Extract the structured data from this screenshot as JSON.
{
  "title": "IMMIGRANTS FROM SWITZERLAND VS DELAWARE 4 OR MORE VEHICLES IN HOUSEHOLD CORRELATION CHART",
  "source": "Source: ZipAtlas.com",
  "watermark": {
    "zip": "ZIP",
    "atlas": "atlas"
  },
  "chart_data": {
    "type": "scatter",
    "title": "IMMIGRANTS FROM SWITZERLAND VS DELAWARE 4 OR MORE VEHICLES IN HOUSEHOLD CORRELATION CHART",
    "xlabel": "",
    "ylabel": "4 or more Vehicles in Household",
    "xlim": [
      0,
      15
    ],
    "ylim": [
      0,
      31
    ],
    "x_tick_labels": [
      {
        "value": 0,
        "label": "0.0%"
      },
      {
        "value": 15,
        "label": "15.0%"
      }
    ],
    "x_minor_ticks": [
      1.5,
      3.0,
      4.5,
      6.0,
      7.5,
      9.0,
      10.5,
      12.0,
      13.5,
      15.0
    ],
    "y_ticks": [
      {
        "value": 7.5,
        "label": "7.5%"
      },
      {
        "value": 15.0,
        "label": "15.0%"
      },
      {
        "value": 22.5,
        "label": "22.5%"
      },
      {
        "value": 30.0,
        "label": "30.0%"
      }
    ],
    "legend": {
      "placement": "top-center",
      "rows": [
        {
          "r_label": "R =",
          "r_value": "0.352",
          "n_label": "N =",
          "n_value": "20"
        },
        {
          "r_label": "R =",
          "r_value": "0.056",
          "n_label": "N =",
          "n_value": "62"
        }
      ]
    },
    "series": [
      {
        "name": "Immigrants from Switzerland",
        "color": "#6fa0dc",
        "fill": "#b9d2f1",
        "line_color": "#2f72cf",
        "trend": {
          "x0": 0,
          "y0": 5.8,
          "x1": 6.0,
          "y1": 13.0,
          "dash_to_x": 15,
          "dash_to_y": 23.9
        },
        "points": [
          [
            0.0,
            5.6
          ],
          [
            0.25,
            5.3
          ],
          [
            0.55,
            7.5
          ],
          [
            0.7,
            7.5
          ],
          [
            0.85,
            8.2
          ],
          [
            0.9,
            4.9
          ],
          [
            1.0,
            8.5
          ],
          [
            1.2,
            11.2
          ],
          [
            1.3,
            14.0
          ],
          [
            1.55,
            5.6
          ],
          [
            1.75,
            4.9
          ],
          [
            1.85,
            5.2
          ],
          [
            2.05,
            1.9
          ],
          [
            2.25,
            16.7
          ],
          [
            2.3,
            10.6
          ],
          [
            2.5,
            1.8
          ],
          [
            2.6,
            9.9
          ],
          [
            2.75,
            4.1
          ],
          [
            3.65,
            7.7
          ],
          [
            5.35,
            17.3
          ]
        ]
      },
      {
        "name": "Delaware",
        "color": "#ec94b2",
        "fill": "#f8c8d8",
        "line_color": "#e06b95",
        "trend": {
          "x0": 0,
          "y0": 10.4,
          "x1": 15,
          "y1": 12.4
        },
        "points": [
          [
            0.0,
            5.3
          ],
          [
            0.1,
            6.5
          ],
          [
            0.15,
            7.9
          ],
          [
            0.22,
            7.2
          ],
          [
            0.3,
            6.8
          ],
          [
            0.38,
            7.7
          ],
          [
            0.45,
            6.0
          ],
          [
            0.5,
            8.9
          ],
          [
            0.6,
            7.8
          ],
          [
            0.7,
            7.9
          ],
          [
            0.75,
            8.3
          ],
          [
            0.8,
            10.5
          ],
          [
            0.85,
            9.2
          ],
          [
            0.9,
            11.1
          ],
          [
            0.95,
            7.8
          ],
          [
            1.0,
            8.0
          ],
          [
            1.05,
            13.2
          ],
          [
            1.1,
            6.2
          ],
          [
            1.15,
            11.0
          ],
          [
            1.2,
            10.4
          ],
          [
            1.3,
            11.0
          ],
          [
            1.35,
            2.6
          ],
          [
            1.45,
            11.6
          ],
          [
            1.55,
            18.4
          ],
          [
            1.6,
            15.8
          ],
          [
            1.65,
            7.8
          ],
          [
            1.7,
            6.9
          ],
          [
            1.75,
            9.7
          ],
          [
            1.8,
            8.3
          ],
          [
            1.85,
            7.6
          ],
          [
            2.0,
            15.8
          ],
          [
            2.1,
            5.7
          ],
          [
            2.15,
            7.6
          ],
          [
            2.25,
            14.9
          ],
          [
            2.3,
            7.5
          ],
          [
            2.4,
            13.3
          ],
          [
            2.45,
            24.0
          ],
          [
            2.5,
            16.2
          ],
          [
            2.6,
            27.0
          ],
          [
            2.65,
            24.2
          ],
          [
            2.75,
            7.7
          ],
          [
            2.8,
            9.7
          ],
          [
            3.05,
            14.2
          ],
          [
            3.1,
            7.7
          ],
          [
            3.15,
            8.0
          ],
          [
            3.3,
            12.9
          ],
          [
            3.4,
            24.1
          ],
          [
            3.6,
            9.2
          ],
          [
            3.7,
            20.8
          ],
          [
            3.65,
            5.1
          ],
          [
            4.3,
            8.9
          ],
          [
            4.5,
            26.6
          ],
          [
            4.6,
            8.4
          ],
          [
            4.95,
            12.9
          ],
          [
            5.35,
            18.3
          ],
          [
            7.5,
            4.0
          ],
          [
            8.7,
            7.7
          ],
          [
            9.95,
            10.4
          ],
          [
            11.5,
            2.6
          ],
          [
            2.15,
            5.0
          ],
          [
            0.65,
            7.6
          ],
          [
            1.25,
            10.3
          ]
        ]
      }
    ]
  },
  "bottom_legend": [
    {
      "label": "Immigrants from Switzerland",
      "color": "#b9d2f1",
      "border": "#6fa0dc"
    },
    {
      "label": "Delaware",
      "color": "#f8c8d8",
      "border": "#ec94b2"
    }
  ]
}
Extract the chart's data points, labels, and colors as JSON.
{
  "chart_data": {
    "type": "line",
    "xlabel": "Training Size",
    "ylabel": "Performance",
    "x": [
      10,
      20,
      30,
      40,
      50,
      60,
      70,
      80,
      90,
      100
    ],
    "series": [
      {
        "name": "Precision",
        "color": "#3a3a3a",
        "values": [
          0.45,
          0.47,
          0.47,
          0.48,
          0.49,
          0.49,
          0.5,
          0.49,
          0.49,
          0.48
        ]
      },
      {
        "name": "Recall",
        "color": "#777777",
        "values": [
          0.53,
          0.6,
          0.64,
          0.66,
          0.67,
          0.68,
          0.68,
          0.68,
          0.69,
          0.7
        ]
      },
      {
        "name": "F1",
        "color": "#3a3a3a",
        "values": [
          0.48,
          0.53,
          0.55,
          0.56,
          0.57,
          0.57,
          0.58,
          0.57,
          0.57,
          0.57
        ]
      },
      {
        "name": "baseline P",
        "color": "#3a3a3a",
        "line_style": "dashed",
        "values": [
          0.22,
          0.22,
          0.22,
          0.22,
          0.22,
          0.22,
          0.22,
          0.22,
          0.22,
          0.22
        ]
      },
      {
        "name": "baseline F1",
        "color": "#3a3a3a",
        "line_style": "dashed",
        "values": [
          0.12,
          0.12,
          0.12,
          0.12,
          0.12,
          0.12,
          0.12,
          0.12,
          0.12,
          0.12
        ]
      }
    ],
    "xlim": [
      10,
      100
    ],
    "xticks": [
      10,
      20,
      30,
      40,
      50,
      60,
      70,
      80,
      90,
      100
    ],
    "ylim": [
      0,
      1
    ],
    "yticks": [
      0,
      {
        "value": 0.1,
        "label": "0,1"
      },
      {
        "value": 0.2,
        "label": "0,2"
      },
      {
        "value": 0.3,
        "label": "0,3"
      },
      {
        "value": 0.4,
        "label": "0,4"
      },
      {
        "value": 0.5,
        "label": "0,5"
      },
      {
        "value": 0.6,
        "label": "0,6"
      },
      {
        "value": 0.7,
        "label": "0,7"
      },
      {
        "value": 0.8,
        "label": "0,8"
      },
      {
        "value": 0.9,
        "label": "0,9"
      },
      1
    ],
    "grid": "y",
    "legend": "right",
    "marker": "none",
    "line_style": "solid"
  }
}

--- Task goal ---
Check each line of the data above for the string "ylabel", then report how many lines have it, with no other words.

--- Expected answer ---
2